GOAL: The material below should be written out in full and exactly; pictures stay out of the copy.

DATA SUPPLIED:

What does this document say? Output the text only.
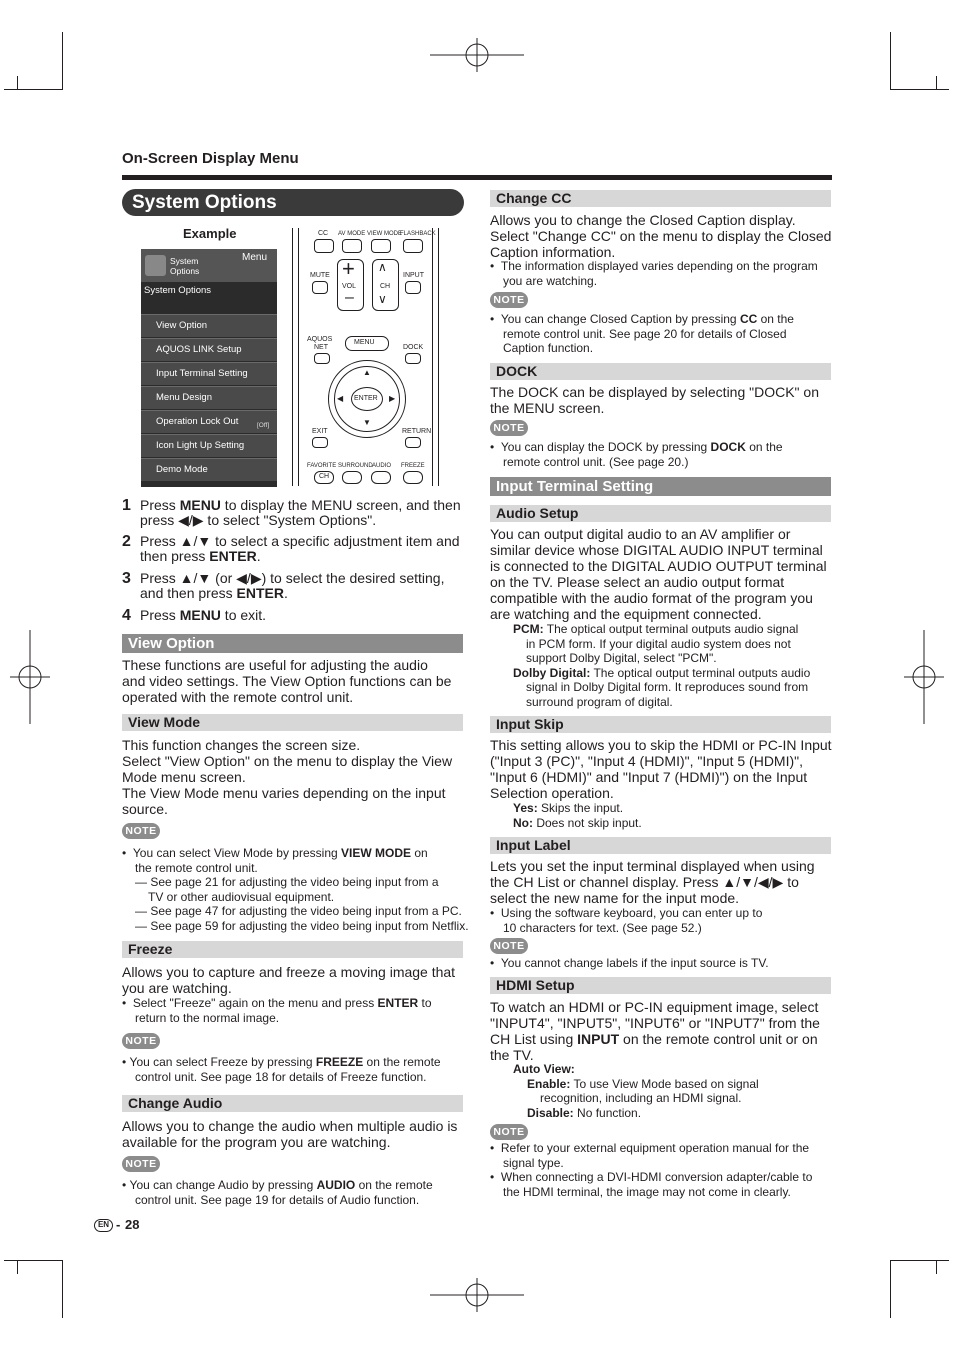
On-Screen Display Menu
System Options
Example
System
Options
Menu
System Options
View Option
AQUOS LINK Setup
Input Terminal Setting
Menu Design
Operation Lock Out	[Off]
Icon Light Up Setting
Demo Mode
CC AV MODE VIEW MODE
FLASHBACK
MUTE +
VOL
–
∧
CH
∨
INPUT
AQUOS
NET
MENU
DOCK
ENTER
▲
▼
◀	▶
EXIT	RETURN
FAVORITE SURROUND AUDIO FREEZE
CH
1 Press MENU to display the MENU screen, and then
press ◀/▶ to select "System Options".
2 Press ▲/▼ to select a specific adjustment item and
then press ENTER.
3 Press ▲/▼ (or ◀/▶) to select the desired setting,
and then press ENTER.
4 Press MENU to exit.
View Option
These functions are useful for adjusting the audio
and video settings. The View Option functions can be
operated with the remote control unit.
View Mode
This function changes the screen size.
Select "View Option" on the menu to display the View
Mode menu screen.
The View Mode menu varies depending on the input
source.
NOTE
•  You can select View Mode by pressing VIEW MODE on
the remote control unit.
— See page 21 for adjusting the video being input from a
TV or other audiovisual equipment.
— See page 47 for adjusting the video being input from a PC.
— See page 59 for adjusting the video being input from Netflix.
Freeze
Allows you to capture and freeze a moving image that
you are watching.
•  Select "Freeze" again on the menu and press ENTER to
return to the normal image.
NOTE
• You can select Freeze by pressing FREEZE on the remote
control unit. See page 18 for details of Freeze function.
Change Audio
Allows you to change the audio when multiple audio is
available for the program you are watching.
NOTE
• You can change Audio by pressing AUDIO on the remote
control unit. See page 19 for details of Audio function.
Change CC
Allows you to change the Closed Caption display.
Select "Change CC" on the menu to display the Closed
Caption information.
•  The information displayed varies depending on the program
you are watching.
NOTE
•  You can change Closed Caption by pressing CC on the
remote control unit. See page 20 for details of Closed
Caption function.
DOCK
The DOCK can be displayed by selecting "DOCK" on
the MENU screen.
NOTE
•  You can display the DOCK by pressing DOCK on the
remote control unit. (See page 20.)
Input Terminal Setting
Audio Setup
You can output digital audio to an AV amplifier or
similar device whose DIGITAL AUDIO INPUT terminal
is connected to the DIGITAL AUDIO OUTPUT terminal
on the TV. Please select an audio output format
compatible with the audio format of the program you
are watching and the equipment connected.
PCM: The optical output terminal outputs audio signal
in PCM form. If your digital audio system does not
support Dolby Digital, select "PCM".
Dolby Digital: The optical output terminal outputs audio
signal in Dolby Digital form. It reproduces sound from
surround program of digital.
Input Skip
This setting allows you to skip the HDMI or PC-IN Input
("Input 3 (PC)", "Input 4 (HDMI)", "Input 5 (HDMI)",
"Input 6 (HDMI)" and "Input 7 (HDMI)") on the Input
Selection operation.
Yes: Skips the input.
No: Does not skip input.
Input Label
Lets you set the input terminal displayed when using
the CH List or channel display. Press ▲/▼/◀/▶ to
select the new name for the input mode.
•  Using the software keyboard, you can enter up to
10 characters for text. (See page 52.)
NOTE
•  You cannot change labels if the input source is TV.
HDMI Setup
To watch an HDMI or PC-IN equipment image, select
"INPUT4", "INPUT5", "INPUT6" or "INPUT7" from the
CH List using INPUT on the remote control unit or on
the TV.
Auto View:
Enable: To use View Mode based on signal
recognition, including an HDMI signal.
Disable: No function.
NOTE
•  Refer to your external equipment operation manual for the
signal type.
•  When connecting a DVI-HDMI conversion adapter/cable to
the HDMI terminal, the image may not come in clearly.
EN - 28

SOLUTION TO THIS PROBLEM:
What does this document say? Output the text only.
On-Screen Display Menu
System Options
Example
System
Options
Menu
System Options
View Option
AQUOS LINK Setup
Input Terminal Setting
Menu Design
Operation Lock Out	[Off]
Icon Light Up Setting
Demo Mode
CC AV MODE VIEW MODE
FLASHBACK
MUTE +
VOL
–
∧
CH
∨
INPUT
AQUOS
NET
MENU
DOCK
ENTER
▲
▼
◀	▶
EXIT	RETURN
FAVORITE SURROUND AUDIO FREEZE
CH
1 Press MENU to display the MENU screen, and then
press ◀/▶ to select "System Options".
2 Press ▲/▼ to select a specific adjustment item and
then press ENTER.
3 Press ▲/▼ (or ◀/▶) to select the desired setting,
and then press ENTER.
4 Press MENU to exit.
View Option
These functions are useful for adjusting the audio
and video settings. The View Option functions can be
operated with the remote control unit.
View Mode
This function changes the screen size.
Select "View Option" on the menu to display the View
Mode menu screen.
The View Mode menu varies depending on the input
source.
NOTE
•  You can select View Mode by pressing VIEW MODE on
the remote control unit.
— See page 21 for adjusting the video being input from a
TV or other audiovisual equipment.
— See page 47 for adjusting the video being input from a PC.
— See page 59 for adjusting the video being input from Netflix.
Freeze
Allows you to capture and freeze a moving image that
you are watching.
•  Select "Freeze" again on the menu and press ENTER to
return to the normal image.
NOTE
• You can select Freeze by pressing FREEZE on the remote
control unit. See page 18 for details of Freeze function.
Change Audio
Allows you to change the audio when multiple audio is
available for the program you are watching.
NOTE
• You can change Audio by pressing AUDIO on the remote
control unit. See page 19 for details of Audio function.
Change CC
Allows you to change the Closed Caption display.
Select "Change CC" on the menu to display the Closed
Caption information.
•  The information displayed varies depending on the program
you are watching.
NOTE
•  You can change Closed Caption by pressing CC on the
remote control unit. See page 20 for details of Closed
Caption function.
DOCK
The DOCK can be displayed by selecting "DOCK" on
the MENU screen.
NOTE
•  You can display the DOCK by pressing DOCK on the
remote control unit. (See page 20.)
Input Terminal Setting
Audio Setup
You can output digital audio to an AV amplifier or
similar device whose DIGITAL AUDIO INPUT terminal
is connected to the DIGITAL AUDIO OUTPUT terminal
on the TV. Please select an audio output format
compatible with the audio format of the program you
are watching and the equipment connected.
PCM: The optical output terminal outputs audio signal
in PCM form. If your digital audio system does not
support Dolby Digital, select "PCM".
Dolby Digital: The optical output terminal outputs audio
signal in Dolby Digital form. It reproduces sound from
surround program of digital.
Input Skip
This setting allows you to skip the HDMI or PC-IN Input
("Input 3 (PC)", "Input 4 (HDMI)", "Input 5 (HDMI)",
"Input 6 (HDMI)" and "Input 7 (HDMI)") on the Input
Selection operation.
Yes: Skips the input.
No: Does not skip input.
Input Label
Lets you set the input terminal displayed when using
the CH List or channel display. Press ▲/▼/◀/▶ to
select the new name for the input mode.
•  Using the software keyboard, you can enter up to
10 characters for text. (See page 52.)
NOTE
•  You cannot change labels if the input source is TV.
HDMI Setup
To watch an HDMI or PC-IN equipment image, select
"INPUT4", "INPUT5", "INPUT6" or "INPUT7" from the
CH List using INPUT on the remote control unit or on
the TV.
Auto View:
Enable: To use View Mode based on signal
recognition, including an HDMI signal.
Disable: No function.
NOTE
•  Refer to your external equipment operation manual for the
signal type.
•  When connecting a DVI-HDMI conversion adapter/cable to
the HDMI terminal, the image may not come in clearly.
EN - 28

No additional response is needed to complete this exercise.